- [Set task]:
Return all lines with the word "道具设定" in them.

- [The data]:
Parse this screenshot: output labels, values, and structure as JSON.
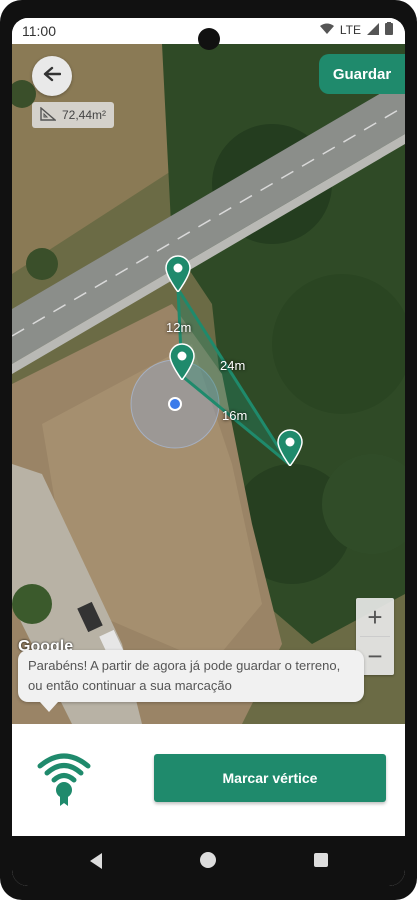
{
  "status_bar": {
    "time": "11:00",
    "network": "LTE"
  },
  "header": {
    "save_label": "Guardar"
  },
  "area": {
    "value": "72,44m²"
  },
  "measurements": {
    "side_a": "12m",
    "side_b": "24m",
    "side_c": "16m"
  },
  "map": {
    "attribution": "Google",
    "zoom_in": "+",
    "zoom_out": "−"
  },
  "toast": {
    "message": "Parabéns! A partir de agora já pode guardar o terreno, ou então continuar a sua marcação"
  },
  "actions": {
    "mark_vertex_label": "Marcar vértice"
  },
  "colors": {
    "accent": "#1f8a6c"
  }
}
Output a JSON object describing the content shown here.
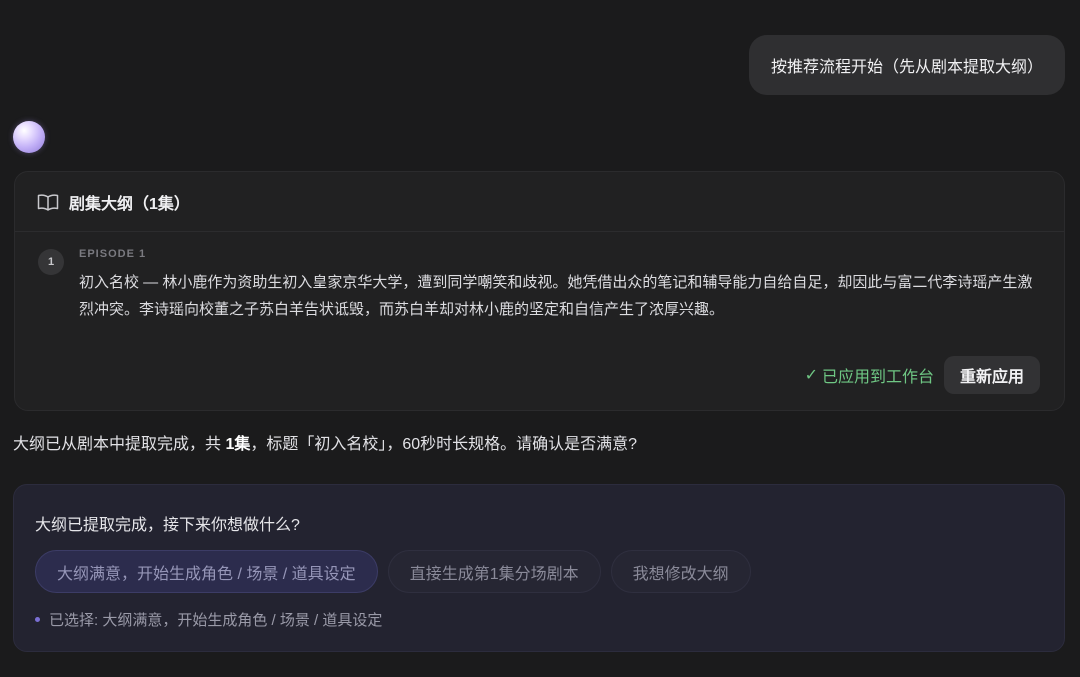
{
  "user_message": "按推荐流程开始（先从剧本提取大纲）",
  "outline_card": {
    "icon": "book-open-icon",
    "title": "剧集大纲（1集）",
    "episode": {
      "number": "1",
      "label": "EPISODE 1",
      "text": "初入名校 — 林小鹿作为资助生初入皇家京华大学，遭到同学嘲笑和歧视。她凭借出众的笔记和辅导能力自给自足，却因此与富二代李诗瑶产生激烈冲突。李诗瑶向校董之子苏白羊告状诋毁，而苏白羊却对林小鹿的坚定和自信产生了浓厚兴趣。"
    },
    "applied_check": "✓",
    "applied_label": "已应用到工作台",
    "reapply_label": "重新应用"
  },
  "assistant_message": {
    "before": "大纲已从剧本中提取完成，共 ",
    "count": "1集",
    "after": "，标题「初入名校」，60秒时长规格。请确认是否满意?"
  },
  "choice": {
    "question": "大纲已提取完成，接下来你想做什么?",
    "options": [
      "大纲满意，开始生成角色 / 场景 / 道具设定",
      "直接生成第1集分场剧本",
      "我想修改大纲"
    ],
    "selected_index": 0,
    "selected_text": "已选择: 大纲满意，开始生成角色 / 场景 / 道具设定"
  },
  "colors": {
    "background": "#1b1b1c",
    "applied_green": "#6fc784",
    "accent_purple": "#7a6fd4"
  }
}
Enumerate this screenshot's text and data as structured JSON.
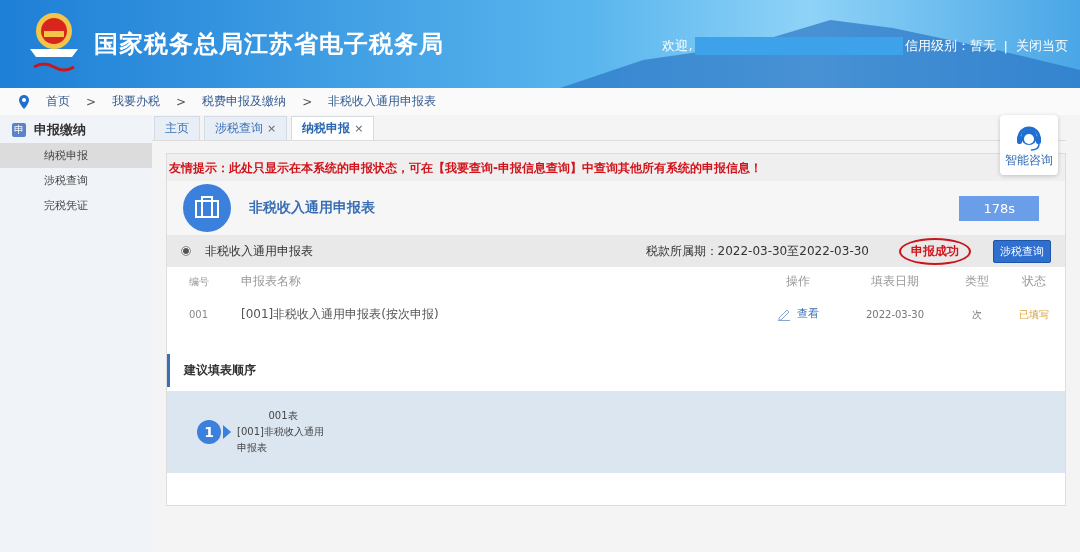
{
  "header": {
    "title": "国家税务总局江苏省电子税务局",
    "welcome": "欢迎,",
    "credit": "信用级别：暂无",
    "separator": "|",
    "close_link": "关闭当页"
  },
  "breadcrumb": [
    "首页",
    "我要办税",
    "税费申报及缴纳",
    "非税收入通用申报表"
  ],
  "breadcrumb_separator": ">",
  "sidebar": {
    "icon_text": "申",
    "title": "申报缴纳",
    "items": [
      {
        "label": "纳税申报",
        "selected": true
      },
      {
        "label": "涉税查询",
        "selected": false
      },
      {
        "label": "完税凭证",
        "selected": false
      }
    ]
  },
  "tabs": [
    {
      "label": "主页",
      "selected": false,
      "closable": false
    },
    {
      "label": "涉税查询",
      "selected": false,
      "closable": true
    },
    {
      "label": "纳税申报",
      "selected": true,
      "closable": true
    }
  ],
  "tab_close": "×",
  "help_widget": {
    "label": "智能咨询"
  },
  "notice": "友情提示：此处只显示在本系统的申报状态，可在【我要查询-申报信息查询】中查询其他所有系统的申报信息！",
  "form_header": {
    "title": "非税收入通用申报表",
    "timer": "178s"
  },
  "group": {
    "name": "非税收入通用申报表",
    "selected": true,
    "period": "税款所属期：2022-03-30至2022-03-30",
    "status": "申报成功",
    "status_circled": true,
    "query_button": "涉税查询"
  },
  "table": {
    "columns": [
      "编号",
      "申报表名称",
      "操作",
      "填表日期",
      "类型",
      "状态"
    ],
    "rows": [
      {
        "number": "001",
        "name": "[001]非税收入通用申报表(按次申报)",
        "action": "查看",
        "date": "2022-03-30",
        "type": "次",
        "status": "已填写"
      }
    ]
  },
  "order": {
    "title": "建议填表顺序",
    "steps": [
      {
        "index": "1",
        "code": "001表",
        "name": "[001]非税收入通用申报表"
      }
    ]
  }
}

...

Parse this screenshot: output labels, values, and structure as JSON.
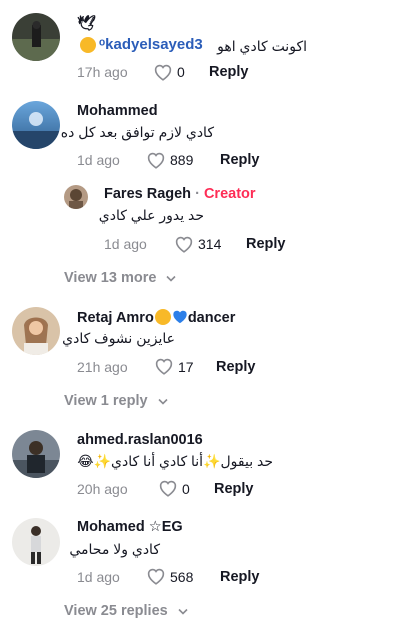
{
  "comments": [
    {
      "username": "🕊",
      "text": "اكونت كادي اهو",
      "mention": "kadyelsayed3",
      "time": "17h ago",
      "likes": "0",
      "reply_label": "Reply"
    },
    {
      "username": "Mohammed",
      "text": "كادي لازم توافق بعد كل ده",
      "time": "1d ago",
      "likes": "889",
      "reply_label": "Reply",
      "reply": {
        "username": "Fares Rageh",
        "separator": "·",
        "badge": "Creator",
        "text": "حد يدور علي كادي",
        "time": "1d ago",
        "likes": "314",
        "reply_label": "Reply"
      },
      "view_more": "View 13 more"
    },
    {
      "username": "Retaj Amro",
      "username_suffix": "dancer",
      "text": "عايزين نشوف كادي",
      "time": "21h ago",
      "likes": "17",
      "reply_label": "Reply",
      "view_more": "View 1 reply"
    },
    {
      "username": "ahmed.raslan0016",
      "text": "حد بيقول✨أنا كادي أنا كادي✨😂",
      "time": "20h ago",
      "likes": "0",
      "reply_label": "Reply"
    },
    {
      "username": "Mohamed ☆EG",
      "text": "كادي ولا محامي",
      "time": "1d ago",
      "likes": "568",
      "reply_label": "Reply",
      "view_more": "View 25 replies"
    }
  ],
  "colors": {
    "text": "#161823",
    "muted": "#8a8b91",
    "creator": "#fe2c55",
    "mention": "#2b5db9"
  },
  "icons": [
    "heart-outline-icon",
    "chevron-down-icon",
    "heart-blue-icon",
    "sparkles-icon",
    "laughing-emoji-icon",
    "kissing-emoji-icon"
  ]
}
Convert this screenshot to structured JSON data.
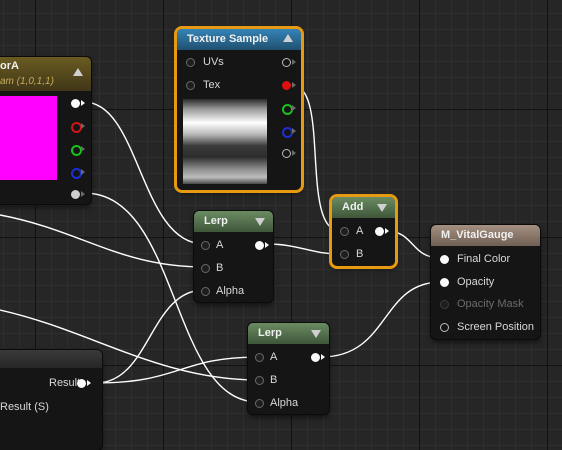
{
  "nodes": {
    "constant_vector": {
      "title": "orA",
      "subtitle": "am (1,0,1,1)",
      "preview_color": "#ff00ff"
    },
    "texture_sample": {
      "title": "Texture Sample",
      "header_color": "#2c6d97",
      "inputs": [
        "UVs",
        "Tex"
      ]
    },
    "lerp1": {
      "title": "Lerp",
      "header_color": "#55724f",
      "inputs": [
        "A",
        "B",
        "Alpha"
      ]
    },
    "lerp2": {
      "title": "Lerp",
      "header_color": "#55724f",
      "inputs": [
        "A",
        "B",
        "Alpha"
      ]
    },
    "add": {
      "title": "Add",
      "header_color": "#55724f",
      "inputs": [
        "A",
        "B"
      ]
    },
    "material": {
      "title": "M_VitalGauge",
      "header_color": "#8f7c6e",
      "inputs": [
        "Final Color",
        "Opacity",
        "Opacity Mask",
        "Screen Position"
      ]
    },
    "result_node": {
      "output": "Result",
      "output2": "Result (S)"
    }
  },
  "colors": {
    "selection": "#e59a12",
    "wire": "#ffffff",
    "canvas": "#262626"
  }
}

* * *

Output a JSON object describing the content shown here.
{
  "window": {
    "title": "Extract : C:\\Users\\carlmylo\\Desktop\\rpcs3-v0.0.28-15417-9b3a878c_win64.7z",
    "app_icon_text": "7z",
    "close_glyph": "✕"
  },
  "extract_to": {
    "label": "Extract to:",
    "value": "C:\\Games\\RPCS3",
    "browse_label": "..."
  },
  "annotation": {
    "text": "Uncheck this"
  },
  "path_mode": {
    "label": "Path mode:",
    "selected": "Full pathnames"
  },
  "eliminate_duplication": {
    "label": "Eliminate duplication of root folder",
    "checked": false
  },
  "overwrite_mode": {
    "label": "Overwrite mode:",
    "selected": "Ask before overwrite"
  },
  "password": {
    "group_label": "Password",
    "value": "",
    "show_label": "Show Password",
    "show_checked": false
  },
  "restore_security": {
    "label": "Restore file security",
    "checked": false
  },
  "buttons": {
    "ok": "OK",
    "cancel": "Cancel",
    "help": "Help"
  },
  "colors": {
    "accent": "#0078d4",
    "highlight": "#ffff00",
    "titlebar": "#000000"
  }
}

- [Result of this exercise]:
      "大纲满意，开始生成角色 / 场景 / 道具设定",
    "selected_text": "已选择: 大纲满意，开始生成角色 / 场景 / 道具设定"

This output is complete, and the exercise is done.